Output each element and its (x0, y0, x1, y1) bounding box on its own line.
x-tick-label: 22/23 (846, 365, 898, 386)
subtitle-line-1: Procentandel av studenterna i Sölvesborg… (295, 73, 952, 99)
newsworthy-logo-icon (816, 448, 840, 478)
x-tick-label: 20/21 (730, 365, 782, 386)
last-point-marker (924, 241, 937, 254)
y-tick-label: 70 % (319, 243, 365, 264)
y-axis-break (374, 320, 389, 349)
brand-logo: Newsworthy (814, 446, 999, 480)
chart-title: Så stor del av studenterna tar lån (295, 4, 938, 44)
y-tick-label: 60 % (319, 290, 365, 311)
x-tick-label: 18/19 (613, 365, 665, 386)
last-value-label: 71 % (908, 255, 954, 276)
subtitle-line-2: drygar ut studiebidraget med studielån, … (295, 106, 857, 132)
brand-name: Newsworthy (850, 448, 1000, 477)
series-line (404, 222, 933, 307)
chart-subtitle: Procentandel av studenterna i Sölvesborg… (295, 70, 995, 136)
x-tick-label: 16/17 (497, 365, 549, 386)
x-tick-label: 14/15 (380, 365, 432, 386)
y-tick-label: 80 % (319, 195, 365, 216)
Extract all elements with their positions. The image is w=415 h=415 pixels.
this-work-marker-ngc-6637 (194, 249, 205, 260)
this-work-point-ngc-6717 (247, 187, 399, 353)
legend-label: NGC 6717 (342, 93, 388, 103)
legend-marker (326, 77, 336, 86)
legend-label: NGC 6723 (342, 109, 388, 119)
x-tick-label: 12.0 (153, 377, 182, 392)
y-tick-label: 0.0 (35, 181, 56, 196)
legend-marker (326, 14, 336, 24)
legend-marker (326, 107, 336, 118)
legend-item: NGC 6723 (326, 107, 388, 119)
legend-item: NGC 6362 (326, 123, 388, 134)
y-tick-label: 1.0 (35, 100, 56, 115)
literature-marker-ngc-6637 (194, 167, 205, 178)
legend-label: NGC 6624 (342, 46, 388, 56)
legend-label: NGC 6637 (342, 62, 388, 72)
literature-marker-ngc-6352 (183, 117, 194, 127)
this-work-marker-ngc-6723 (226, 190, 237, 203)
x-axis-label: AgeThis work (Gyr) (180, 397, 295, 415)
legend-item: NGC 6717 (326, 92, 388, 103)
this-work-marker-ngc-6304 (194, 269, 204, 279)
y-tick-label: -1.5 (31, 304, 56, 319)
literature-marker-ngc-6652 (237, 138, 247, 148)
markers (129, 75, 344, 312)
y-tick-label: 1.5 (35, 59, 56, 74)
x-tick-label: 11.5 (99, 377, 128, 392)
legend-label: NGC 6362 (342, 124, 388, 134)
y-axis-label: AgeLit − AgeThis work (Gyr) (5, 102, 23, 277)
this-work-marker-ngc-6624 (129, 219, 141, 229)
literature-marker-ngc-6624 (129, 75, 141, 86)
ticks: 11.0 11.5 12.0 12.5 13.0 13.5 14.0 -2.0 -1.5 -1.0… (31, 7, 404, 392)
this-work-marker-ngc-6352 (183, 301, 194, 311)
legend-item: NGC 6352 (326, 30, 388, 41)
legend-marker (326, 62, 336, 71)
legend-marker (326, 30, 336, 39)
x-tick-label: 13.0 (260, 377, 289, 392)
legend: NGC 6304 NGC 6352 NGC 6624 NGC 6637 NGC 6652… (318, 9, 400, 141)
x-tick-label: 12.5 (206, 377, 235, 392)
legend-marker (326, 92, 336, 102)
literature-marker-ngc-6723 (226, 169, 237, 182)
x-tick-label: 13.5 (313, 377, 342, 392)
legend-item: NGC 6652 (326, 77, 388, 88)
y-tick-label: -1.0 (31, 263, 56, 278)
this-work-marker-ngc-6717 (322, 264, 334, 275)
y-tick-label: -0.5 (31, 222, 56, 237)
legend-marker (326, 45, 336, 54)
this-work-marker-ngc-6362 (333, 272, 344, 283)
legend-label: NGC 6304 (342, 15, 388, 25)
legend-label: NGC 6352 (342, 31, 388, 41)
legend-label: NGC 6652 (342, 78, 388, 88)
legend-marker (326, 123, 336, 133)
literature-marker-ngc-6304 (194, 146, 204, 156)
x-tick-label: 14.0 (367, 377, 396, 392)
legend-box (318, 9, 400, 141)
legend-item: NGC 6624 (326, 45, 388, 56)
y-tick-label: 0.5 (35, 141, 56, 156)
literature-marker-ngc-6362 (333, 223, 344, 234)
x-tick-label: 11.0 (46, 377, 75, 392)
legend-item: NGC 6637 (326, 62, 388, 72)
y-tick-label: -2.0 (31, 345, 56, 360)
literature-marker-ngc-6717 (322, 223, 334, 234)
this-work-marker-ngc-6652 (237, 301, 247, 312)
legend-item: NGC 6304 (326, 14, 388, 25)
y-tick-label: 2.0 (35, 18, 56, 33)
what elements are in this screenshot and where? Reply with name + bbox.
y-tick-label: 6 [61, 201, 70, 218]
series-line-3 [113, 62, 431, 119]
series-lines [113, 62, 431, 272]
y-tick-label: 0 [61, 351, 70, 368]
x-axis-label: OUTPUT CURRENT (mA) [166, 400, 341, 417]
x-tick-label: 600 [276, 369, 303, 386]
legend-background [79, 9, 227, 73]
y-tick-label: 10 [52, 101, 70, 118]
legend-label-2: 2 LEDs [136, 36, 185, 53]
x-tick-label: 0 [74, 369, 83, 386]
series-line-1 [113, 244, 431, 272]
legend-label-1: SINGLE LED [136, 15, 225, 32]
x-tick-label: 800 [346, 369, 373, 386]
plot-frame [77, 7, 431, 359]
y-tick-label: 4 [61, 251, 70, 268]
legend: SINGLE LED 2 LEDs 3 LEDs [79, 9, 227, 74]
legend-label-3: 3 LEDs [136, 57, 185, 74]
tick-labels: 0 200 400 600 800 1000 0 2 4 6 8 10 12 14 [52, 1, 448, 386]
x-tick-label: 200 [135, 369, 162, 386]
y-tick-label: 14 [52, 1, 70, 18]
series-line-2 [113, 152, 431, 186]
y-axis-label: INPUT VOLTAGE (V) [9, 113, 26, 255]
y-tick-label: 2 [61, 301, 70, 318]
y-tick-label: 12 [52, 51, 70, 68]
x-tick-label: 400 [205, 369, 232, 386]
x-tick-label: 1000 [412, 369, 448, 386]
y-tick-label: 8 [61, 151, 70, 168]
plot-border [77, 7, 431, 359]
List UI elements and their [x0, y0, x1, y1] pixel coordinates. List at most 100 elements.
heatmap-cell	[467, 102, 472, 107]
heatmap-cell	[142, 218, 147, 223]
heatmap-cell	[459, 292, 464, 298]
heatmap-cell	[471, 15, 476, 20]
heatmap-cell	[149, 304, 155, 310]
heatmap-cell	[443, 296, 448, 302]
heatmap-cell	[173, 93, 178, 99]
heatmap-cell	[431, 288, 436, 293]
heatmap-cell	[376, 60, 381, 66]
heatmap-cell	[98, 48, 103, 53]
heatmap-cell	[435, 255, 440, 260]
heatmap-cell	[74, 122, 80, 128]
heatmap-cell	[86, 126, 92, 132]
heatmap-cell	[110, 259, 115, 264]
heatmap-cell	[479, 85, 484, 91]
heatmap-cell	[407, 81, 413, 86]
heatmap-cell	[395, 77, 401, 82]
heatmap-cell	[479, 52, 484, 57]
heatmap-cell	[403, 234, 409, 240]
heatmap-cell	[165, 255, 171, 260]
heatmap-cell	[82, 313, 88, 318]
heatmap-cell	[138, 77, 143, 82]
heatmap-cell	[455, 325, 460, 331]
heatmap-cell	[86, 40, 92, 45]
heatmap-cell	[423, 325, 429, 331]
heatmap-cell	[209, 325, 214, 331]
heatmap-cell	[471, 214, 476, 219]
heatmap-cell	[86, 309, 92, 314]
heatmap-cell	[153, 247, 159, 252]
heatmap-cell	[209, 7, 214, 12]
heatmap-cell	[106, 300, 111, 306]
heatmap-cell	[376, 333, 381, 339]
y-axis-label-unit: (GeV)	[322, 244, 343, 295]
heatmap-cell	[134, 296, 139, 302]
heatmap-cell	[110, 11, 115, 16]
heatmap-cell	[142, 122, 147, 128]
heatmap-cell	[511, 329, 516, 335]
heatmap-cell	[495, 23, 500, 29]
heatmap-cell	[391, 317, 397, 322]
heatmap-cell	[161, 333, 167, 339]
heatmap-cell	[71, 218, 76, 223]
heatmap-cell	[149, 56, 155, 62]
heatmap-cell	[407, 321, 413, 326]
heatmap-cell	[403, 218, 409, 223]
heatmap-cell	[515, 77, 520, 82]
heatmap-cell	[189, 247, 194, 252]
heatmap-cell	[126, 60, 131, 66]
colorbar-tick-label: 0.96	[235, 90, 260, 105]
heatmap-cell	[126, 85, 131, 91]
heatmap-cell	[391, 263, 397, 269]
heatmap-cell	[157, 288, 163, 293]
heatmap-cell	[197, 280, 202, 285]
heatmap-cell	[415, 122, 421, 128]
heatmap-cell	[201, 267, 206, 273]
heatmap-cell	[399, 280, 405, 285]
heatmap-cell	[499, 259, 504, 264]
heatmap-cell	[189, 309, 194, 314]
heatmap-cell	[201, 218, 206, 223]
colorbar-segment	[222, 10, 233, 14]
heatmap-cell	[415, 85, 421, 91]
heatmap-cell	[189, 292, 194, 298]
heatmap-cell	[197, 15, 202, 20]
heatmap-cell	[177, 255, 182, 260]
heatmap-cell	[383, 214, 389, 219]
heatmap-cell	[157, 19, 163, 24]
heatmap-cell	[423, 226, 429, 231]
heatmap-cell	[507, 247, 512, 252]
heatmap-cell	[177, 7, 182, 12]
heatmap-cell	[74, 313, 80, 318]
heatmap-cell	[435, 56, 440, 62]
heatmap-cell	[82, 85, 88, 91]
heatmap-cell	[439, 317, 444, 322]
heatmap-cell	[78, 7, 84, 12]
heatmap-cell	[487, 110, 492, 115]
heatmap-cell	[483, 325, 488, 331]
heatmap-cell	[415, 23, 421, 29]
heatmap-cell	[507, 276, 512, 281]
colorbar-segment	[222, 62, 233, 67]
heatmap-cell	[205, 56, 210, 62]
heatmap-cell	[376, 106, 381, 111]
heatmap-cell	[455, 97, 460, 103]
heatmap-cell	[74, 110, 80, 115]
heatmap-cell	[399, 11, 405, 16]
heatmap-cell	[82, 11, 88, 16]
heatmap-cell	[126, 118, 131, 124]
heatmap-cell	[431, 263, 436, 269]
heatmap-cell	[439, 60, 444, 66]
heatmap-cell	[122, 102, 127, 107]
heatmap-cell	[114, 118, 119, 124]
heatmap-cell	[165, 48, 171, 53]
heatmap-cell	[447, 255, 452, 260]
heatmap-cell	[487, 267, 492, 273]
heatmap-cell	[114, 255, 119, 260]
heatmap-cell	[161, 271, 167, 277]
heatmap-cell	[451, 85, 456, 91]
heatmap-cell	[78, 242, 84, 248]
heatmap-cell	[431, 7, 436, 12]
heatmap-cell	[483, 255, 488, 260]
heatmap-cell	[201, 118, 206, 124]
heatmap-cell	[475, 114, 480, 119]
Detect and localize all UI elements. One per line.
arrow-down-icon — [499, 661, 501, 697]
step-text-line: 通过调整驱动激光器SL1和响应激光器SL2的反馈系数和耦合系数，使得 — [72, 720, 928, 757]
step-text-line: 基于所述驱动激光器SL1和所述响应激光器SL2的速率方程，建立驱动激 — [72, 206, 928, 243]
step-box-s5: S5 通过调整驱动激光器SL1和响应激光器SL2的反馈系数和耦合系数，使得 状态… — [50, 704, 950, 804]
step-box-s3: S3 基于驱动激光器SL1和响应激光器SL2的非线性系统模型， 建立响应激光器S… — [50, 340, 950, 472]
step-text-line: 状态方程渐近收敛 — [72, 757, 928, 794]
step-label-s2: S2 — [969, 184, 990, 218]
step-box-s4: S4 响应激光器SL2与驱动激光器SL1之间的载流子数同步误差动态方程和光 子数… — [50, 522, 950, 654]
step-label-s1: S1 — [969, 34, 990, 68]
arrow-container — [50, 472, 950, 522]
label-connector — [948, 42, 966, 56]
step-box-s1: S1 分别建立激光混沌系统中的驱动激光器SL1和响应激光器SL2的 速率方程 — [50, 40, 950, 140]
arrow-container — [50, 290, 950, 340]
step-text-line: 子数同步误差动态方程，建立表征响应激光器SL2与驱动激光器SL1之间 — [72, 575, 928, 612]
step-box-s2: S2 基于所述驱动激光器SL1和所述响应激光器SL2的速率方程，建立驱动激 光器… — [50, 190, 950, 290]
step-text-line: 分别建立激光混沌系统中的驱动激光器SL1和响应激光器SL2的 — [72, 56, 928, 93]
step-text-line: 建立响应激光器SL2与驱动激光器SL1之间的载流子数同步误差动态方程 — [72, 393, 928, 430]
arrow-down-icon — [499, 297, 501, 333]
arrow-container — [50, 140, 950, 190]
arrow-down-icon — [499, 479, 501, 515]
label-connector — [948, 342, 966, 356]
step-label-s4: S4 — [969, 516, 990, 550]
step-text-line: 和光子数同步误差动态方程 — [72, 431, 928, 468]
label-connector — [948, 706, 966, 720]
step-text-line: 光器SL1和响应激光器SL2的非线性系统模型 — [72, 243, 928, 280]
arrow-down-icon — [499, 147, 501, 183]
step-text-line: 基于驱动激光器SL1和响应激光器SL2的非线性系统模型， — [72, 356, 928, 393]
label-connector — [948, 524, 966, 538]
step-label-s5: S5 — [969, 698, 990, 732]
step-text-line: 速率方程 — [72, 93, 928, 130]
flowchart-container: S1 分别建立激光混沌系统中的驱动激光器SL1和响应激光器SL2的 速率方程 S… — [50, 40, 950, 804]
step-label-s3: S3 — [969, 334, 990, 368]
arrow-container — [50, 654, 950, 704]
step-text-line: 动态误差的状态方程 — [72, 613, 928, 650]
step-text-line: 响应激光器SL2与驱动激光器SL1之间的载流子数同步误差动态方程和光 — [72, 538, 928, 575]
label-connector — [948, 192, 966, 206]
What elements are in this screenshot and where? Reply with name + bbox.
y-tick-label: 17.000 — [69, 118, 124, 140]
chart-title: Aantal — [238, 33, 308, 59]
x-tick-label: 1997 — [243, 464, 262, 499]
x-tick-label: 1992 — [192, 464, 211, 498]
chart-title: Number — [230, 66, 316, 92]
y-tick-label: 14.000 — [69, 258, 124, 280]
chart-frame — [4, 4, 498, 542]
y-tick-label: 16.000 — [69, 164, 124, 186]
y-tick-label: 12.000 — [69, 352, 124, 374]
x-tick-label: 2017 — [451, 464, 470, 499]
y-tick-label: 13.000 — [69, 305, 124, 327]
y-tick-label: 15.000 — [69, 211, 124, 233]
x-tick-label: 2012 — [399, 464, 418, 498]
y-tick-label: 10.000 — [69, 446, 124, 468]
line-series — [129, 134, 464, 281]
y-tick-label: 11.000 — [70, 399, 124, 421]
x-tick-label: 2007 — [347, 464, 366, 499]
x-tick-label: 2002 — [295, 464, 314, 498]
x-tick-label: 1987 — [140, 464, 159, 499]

_ _ _ _ _

Task prompt =
Copy out the material above word for word, from its first line through the line containing "this-work-marker-ngc-6723 (226, 190, 237, 203)", including both of those lines.

Output for this exercise =
Output each element and its (x0, y0, x1, y1) bounding box on its own line.
x-tick-label: 22/23 (846, 365, 898, 386)
subtitle-line-1: Procentandel av studenterna i Sölvesborg… (295, 73, 952, 99)
newsworthy-logo-icon (816, 448, 840, 478)
x-tick-label: 20/21 (730, 365, 782, 386)
last-point-marker (924, 241, 937, 254)
y-tick-label: 70 % (319, 243, 365, 264)
y-axis-break (374, 320, 389, 349)
brand-logo: Newsworthy (814, 446, 999, 480)
chart-title: Så stor del av studenterna tar lån (295, 4, 938, 44)
y-tick-label: 60 % (319, 290, 365, 311)
x-tick-label: 18/19 (613, 365, 665, 386)
last-value-label: 71 % (908, 255, 954, 276)
subtitle-line-2: drygar ut studiebidraget med studielån, … (295, 106, 857, 132)
brand-name: Newsworthy (850, 448, 1000, 477)
series-line (404, 222, 933, 307)
chart-subtitle: Procentandel av studenterna i Sölvesborg… (295, 70, 995, 136)
x-tick-label: 16/17 (497, 365, 549, 386)
x-tick-label: 14/15 (380, 365, 432, 386)
y-tick-label: 80 % (319, 195, 365, 216)
Extract all elements with their positions. The image is w=415 h=415 pixels.
this-work-marker-ngc-6637 (194, 249, 205, 260)
this-work-point-ngc-6717 (247, 187, 399, 353)
legend-label: NGC 6717 (342, 93, 388, 103)
legend-marker (326, 77, 336, 86)
legend-label: NGC 6723 (342, 109, 388, 119)
x-tick-label: 12.0 (153, 377, 182, 392)
y-tick-label: 0.0 (35, 181, 56, 196)
legend-marker (326, 14, 336, 24)
legend-marker (326, 107, 336, 118)
legend-item: NGC 6723 (326, 107, 388, 119)
legend-item: NGC 6362 (326, 123, 388, 134)
y-tick-label: 1.0 (35, 100, 56, 115)
literature-marker-ngc-6637 (194, 167, 205, 178)
legend-label: NGC 6624 (342, 46, 388, 56)
legend-label: NGC 6637 (342, 62, 388, 72)
literature-marker-ngc-6352 (183, 117, 194, 127)
this-work-marker-ngc-6723 (226, 190, 237, 203)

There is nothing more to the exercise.